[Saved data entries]
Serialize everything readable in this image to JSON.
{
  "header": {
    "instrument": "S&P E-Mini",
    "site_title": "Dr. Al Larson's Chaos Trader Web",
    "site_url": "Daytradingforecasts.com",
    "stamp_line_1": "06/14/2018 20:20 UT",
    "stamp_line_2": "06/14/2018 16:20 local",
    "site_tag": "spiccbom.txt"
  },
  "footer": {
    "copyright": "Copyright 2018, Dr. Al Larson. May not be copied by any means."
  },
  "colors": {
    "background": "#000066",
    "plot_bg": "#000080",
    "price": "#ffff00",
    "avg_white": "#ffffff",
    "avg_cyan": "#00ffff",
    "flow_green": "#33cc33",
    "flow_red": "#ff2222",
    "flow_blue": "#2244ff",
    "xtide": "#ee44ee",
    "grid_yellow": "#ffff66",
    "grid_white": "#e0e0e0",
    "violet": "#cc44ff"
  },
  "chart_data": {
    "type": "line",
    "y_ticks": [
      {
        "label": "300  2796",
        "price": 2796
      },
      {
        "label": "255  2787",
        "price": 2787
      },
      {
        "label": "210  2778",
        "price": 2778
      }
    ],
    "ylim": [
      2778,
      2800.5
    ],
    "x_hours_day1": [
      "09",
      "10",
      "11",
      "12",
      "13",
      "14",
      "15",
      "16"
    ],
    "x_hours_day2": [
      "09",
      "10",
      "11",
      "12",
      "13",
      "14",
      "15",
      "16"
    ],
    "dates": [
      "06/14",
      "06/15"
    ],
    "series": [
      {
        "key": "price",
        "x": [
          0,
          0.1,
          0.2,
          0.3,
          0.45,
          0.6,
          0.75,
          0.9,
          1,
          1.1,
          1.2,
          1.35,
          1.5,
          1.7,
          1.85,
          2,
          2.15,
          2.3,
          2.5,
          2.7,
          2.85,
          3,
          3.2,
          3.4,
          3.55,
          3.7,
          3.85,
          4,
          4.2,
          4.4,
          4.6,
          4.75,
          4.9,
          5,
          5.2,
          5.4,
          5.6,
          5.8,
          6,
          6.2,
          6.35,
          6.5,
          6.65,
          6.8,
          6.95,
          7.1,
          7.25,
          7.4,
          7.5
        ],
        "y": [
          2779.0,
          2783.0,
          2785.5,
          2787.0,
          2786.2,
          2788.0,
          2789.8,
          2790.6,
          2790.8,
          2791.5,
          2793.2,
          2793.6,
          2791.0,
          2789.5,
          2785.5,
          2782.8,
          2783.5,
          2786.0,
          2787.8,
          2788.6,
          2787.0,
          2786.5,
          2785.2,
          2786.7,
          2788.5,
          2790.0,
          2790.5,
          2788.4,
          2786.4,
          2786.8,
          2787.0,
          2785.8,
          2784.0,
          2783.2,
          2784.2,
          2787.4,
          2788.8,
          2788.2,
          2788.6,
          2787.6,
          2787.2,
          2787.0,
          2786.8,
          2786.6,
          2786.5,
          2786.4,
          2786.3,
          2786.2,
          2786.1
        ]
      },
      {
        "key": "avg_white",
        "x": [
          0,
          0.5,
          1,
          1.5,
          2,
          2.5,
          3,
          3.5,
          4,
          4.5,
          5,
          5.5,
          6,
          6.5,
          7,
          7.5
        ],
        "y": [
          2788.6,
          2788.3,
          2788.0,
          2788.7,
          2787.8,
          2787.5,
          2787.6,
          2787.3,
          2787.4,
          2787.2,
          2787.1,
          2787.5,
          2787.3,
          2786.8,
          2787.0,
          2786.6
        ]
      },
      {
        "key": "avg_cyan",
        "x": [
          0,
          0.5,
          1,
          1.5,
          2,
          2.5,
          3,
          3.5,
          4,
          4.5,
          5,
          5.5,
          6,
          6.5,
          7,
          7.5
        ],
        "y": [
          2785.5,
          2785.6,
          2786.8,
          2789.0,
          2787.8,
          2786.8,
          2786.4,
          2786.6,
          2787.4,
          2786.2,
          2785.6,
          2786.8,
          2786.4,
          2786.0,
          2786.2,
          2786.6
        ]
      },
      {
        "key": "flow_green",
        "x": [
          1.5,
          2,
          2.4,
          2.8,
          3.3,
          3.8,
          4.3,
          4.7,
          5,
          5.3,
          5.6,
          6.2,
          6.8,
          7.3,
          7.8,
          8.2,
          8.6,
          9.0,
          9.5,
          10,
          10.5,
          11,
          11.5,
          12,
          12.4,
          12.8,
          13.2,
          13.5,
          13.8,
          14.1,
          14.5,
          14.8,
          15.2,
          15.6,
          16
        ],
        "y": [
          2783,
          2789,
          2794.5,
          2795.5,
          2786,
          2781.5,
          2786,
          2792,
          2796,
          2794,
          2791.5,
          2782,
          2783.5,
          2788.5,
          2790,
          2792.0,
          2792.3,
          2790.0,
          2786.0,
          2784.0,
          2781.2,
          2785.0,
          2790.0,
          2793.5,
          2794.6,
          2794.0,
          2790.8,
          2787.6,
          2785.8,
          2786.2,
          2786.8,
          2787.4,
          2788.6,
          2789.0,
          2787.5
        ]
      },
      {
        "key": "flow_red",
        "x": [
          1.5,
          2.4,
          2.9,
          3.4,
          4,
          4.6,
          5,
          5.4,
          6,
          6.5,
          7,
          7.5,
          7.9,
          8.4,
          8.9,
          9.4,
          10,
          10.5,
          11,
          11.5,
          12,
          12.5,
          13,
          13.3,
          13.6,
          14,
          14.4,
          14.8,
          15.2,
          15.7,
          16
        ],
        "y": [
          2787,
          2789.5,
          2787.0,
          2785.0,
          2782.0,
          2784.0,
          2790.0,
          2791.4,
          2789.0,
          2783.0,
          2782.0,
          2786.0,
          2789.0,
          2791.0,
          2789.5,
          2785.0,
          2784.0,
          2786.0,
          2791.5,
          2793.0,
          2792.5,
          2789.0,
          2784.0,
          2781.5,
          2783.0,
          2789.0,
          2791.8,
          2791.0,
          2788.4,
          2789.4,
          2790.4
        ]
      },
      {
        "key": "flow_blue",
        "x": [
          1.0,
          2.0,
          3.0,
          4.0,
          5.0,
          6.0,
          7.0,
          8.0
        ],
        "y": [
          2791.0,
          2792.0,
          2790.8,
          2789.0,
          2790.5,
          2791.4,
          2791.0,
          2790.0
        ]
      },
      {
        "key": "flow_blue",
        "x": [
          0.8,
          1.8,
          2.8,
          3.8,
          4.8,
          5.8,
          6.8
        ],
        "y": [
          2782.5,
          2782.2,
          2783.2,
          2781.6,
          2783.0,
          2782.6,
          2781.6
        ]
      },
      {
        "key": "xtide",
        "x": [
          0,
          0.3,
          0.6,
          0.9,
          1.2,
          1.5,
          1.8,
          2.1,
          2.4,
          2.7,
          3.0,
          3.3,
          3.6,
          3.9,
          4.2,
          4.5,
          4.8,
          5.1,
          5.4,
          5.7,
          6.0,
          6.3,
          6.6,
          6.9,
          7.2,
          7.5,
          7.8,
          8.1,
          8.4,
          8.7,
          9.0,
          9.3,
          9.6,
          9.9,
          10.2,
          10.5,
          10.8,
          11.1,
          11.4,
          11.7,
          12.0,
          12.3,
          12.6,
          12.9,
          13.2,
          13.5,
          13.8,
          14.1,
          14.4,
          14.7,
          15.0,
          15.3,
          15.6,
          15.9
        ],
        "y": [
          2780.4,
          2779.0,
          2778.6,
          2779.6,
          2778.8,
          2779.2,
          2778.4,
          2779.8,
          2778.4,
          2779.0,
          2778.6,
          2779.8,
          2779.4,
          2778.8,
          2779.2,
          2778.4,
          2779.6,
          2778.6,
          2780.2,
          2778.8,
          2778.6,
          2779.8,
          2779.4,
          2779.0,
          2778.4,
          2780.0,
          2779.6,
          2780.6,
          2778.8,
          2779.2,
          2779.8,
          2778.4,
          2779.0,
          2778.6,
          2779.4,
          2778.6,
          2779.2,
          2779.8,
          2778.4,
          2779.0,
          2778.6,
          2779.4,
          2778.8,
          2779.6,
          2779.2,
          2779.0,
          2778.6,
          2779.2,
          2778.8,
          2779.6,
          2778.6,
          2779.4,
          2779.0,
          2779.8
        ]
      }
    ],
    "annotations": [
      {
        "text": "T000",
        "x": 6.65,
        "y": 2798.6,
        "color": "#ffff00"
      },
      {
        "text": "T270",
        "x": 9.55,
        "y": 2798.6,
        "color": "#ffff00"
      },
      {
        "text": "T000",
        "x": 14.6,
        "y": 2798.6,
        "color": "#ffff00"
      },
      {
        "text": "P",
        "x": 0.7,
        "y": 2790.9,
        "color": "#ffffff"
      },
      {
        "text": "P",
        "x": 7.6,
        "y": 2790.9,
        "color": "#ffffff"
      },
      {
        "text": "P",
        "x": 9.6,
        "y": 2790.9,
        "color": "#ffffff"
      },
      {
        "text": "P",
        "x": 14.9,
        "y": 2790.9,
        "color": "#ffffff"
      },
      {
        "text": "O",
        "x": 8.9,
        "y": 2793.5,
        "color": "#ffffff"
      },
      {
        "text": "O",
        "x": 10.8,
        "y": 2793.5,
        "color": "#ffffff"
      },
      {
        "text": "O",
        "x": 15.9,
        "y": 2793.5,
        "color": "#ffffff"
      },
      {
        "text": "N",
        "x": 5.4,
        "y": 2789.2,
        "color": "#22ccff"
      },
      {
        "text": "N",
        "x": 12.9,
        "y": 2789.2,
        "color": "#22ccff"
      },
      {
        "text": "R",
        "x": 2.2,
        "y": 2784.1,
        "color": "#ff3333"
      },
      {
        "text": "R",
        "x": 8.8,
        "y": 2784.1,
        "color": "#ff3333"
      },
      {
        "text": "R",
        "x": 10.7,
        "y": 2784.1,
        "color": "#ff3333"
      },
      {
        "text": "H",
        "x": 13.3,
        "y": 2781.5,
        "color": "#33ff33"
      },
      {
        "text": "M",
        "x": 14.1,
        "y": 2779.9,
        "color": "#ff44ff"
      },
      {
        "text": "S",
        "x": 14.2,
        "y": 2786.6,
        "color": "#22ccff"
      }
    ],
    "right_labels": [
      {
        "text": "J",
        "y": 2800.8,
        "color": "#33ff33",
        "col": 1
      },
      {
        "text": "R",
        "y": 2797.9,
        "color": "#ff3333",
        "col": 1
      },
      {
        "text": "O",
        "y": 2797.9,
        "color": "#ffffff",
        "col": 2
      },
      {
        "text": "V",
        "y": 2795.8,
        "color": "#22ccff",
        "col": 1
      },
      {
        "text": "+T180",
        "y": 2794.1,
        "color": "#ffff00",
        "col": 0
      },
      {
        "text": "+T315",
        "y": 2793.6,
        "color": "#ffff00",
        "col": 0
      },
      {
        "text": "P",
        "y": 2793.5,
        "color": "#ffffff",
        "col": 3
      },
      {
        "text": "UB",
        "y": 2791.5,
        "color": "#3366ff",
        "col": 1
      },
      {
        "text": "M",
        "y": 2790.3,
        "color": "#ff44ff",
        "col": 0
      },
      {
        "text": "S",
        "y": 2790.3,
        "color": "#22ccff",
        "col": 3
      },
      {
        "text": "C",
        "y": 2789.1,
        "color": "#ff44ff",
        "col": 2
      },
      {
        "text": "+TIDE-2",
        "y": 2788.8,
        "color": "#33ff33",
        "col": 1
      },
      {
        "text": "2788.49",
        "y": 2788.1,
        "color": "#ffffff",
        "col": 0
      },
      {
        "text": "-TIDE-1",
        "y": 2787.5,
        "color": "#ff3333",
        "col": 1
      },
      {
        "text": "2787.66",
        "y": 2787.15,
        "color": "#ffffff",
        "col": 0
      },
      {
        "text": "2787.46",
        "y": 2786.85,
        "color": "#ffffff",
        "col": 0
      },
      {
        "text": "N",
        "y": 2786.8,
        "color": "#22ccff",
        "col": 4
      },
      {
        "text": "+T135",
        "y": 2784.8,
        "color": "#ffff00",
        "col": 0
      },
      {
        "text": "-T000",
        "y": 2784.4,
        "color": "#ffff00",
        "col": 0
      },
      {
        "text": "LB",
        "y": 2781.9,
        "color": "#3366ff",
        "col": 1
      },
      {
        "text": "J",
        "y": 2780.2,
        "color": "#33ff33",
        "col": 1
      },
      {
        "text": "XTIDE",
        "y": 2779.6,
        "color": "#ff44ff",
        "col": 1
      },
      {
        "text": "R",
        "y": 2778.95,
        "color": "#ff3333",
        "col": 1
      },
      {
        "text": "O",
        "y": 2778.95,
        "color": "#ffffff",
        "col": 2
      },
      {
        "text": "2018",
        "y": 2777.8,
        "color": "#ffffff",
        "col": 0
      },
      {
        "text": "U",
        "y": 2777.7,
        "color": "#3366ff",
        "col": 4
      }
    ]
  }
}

* [Work required]: Search the records for the word "Larson", then list every line that has it.

* [Solution for this task]:
    "site_title": "Dr. Al Larson's Chaos Trader Web",
    "copyright": "Copyright 2018, Dr. Al Larson. May not be copied by any means."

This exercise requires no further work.